-- Start --

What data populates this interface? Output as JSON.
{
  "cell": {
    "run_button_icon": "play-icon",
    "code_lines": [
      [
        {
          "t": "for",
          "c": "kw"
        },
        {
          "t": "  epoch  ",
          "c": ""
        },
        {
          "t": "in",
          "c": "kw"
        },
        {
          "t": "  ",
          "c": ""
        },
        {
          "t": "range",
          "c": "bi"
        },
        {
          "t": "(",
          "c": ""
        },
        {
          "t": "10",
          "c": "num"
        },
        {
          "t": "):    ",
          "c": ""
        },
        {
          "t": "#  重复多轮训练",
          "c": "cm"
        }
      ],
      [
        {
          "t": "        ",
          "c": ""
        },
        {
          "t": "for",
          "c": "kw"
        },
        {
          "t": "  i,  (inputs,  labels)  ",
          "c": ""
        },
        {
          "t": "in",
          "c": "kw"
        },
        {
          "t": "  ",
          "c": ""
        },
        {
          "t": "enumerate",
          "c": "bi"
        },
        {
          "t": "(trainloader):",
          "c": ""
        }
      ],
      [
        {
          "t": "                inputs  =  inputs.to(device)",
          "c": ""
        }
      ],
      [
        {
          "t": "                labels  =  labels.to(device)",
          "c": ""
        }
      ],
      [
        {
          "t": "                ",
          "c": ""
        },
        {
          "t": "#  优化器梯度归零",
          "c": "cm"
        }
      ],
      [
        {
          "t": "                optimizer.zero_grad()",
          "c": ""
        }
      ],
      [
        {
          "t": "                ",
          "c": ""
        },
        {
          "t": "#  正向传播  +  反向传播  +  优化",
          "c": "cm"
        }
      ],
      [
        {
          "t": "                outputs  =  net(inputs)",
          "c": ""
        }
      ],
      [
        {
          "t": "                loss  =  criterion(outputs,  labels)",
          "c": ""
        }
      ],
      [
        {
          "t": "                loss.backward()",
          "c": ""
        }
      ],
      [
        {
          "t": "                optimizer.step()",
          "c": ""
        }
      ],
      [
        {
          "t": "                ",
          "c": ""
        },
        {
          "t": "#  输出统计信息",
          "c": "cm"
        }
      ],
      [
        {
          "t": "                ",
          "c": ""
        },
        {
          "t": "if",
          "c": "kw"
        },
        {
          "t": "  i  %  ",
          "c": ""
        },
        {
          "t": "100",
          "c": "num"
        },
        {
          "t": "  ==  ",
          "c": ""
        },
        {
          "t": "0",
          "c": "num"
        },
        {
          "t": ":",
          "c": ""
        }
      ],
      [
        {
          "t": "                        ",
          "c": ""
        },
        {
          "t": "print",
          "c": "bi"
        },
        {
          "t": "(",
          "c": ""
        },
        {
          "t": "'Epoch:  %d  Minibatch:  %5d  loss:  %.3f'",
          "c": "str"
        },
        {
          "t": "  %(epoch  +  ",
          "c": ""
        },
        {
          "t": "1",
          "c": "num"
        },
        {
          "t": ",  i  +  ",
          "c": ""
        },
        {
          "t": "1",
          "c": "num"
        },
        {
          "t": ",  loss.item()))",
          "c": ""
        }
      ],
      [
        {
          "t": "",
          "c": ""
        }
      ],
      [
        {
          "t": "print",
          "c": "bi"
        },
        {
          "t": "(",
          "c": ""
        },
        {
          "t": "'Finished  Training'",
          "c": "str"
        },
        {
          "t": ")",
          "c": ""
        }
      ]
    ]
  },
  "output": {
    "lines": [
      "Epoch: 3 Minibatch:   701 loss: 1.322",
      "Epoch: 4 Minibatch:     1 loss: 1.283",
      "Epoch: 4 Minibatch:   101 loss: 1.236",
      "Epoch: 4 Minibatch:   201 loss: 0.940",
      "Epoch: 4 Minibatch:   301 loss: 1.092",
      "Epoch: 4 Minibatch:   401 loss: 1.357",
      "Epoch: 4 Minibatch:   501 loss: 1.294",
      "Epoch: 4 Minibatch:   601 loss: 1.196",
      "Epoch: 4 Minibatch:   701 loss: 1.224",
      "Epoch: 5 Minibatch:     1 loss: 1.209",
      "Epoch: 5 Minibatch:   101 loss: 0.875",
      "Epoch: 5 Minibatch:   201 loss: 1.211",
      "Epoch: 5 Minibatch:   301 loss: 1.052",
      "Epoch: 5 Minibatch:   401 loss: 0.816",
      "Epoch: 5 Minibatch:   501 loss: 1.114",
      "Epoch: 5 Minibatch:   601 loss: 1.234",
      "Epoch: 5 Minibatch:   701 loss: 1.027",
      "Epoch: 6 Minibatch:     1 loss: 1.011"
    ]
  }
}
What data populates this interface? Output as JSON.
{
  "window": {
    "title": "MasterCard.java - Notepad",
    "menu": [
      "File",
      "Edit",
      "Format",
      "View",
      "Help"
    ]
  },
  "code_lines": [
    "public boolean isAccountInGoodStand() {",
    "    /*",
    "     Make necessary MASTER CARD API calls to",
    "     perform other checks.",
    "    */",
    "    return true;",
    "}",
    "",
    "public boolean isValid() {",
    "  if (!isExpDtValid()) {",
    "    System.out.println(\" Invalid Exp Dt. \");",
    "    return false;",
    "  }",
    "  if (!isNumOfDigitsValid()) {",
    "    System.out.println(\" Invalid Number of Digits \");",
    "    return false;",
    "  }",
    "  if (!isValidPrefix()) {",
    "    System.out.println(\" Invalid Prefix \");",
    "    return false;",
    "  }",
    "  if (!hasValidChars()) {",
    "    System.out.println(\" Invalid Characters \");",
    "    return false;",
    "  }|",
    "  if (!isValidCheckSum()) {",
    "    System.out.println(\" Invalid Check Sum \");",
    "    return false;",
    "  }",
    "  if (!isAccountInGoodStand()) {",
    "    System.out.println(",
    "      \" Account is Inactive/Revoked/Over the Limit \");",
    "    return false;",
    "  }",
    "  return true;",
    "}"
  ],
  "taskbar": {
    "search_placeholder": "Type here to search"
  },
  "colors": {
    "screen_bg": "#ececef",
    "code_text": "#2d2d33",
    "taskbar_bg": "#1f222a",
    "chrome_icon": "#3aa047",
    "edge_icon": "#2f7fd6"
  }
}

-- End --

EXERCISE INSTRUCTIONS: Set down every record above exactly as given.

RIGHT ANSWER:
What data populates this interface? Output as JSON.
{
  "cell": {
    "run_button_icon": "play-icon",
    "code_lines": [
      [
        {
          "t": "for",
          "c": "kw"
        },
        {
          "t": "  epoch  ",
          "c": ""
        },
        {
          "t": "in",
          "c": "kw"
        },
        {
          "t": "  ",
          "c": ""
        },
        {
          "t": "range",
          "c": "bi"
        },
        {
          "t": "(",
          "c": ""
        },
        {
          "t": "10",
          "c": "num"
        },
        {
          "t": "):    ",
          "c": ""
        },
        {
          "t": "#  重复多轮训练",
          "c": "cm"
        }
      ],
      [
        {
          "t": "        ",
          "c": ""
        },
        {
          "t": "for",
          "c": "kw"
        },
        {
          "t": "  i,  (inputs,  labels)  ",
          "c": ""
        },
        {
          "t": "in",
          "c": "kw"
        },
        {
          "t": "  ",
          "c": ""
        },
        {
          "t": "enumerate",
          "c": "bi"
        },
        {
          "t": "(trainloader):",
          "c": ""
        }
      ],
      [
        {
          "t": "                inputs  =  inputs.to(device)",
          "c": ""
        }
      ],
      [
        {
          "t": "                labels  =  labels.to(device)",
          "c": ""
        }
      ],
      [
        {
          "t": "                ",
          "c": ""
        },
        {
          "t": "#  优化器梯度归零",
          "c": "cm"
        }
      ],
      [
        {
          "t": "                optimizer.zero_grad()",
          "c": ""
        }
      ],
      [
        {
          "t": "                ",
          "c": ""
        },
        {
          "t": "#  正向传播  +  反向传播  +  优化",
          "c": "cm"
        }
      ],
      [
        {
          "t": "                outputs  =  net(inputs)",
          "c": ""
        }
      ],
      [
        {
          "t": "                loss  =  criterion(outputs,  labels)",
          "c": ""
        }
      ],
      [
        {
          "t": "                loss.backward()",
          "c": ""
        }
      ],
      [
        {
          "t": "                optimizer.step()",
          "c": ""
        }
      ],
      [
        {
          "t": "                ",
          "c": ""
        },
        {
          "t": "#  输出统计信息",
          "c": "cm"
        }
      ],
      [
        {
          "t": "                ",
          "c": ""
        },
        {
          "t": "if",
          "c": "kw"
        },
        {
          "t": "  i  %  ",
          "c": ""
        },
        {
          "t": "100",
          "c": "num"
        },
        {
          "t": "  ==  ",
          "c": ""
        },
        {
          "t": "0",
          "c": "num"
        },
        {
          "t": ":",
          "c": ""
        }
      ],
      [
        {
          "t": "                        ",
          "c": ""
        },
        {
          "t": "print",
          "c": "bi"
        },
        {
          "t": "(",
          "c": ""
        },
        {
          "t": "'Epoch:  %d  Minibatch:  %5d  loss:  %.3f'",
          "c": "str"
        },
        {
          "t": "  %(epoch  +  ",
          "c": ""
        },
        {
          "t": "1",
          "c": "num"
        },
        {
          "t": ",  i  +  ",
          "c": ""
        },
        {
          "t": "1",
          "c": "num"
        },
        {
          "t": ",  loss.item()))",
          "c": ""
        }
      ],
      [
        {
          "t": "",
          "c": ""
        }
      ],
      [
        {
          "t": "print",
          "c": "bi"
        },
        {
          "t": "(",
          "c": ""
        },
        {
          "t": "'Finished  Training'",
          "c": "str"
        },
        {
          "t": ")",
          "c": ""
        }
      ]
    ]
  },
  "output": {
    "lines": [
      "Epoch: 3 Minibatch:   701 loss: 1.322",
      "Epoch: 4 Minibatch:     1 loss: 1.283",
      "Epoch: 4 Minibatch:   101 loss: 1.236",
      "Epoch: 4 Minibatch:   201 loss: 0.940",
      "Epoch: 4 Minibatch:   301 loss: 1.092",
      "Epoch: 4 Minibatch:   401 loss: 1.357",
      "Epoch: 4 Minibatch:   501 loss: 1.294",
      "Epoch: 4 Minibatch:   601 loss: 1.196",
      "Epoch: 4 Minibatch:   701 loss: 1.224",
      "Epoch: 5 Minibatch:     1 loss: 1.209",
      "Epoch: 5 Minibatch:   101 loss: 0.875",
      "Epoch: 5 Minibatch:   201 loss: 1.211",
      "Epoch: 5 Minibatch:   301 loss: 1.052",
      "Epoch: 5 Minibatch:   401 loss: 0.816",
      "Epoch: 5 Minibatch:   501 loss: 1.114",
      "Epoch: 5 Minibatch:   601 loss: 1.234",
      "Epoch: 5 Minibatch:   701 loss: 1.027",
      "Epoch: 6 Minibatch:     1 loss: 1.011"
    ]
  }
}
What data populates this interface? Output as JSON.
{
  "window": {
    "title": "MasterCard.java - Notepad",
    "menu": [
      "File",
      "Edit",
      "Format",
      "View",
      "Help"
    ]
  },
  "code_lines": [
    "public boolean isAccountInGoodStand() {",
    "    /*",
    "     Make necessary MASTER CARD API calls to",
    "     perform other checks.",
    "    */",
    "    return true;",
    "}",
    "",
    "public boolean isValid() {",
    "  if (!isExpDtValid()) {",
    "    System.out.println(\" Invalid Exp Dt. \");",
    "    return false;",
    "  }",
    "  if (!isNumOfDigitsValid()) {",
    "    System.out.println(\" Invalid Number of Digits \");",
    "    return false;",
    "  }",
    "  if (!isValidPrefix()) {",
    "    System.out.println(\" Invalid Prefix \");",
    "    return false;",
    "  }",
    "  if (!hasValidChars()) {",
    "    System.out.println(\" Invalid Characters \");",
    "    return false;",
    "  }|",
    "  if (!isValidCheckSum()) {",
    "    System.out.println(\" Invalid Check Sum \");",
    "    return false;",
    "  }",
    "  if (!isAccountInGoodStand()) {",
    "    System.out.println(",
    "      \" Account is Inactive/Revoked/Over the Limit \");",
    "    return false;",
    "  }",
    "  return true;",
    "}"
  ],
  "taskbar": {
    "search_placeholder": "Type here to search"
  },
  "colors": {
    "screen_bg": "#ececef",
    "code_text": "#2d2d33",
    "taskbar_bg": "#1f222a",
    "chrome_icon": "#3aa047",
    "edge_icon": "#2f7fd6"
  }
}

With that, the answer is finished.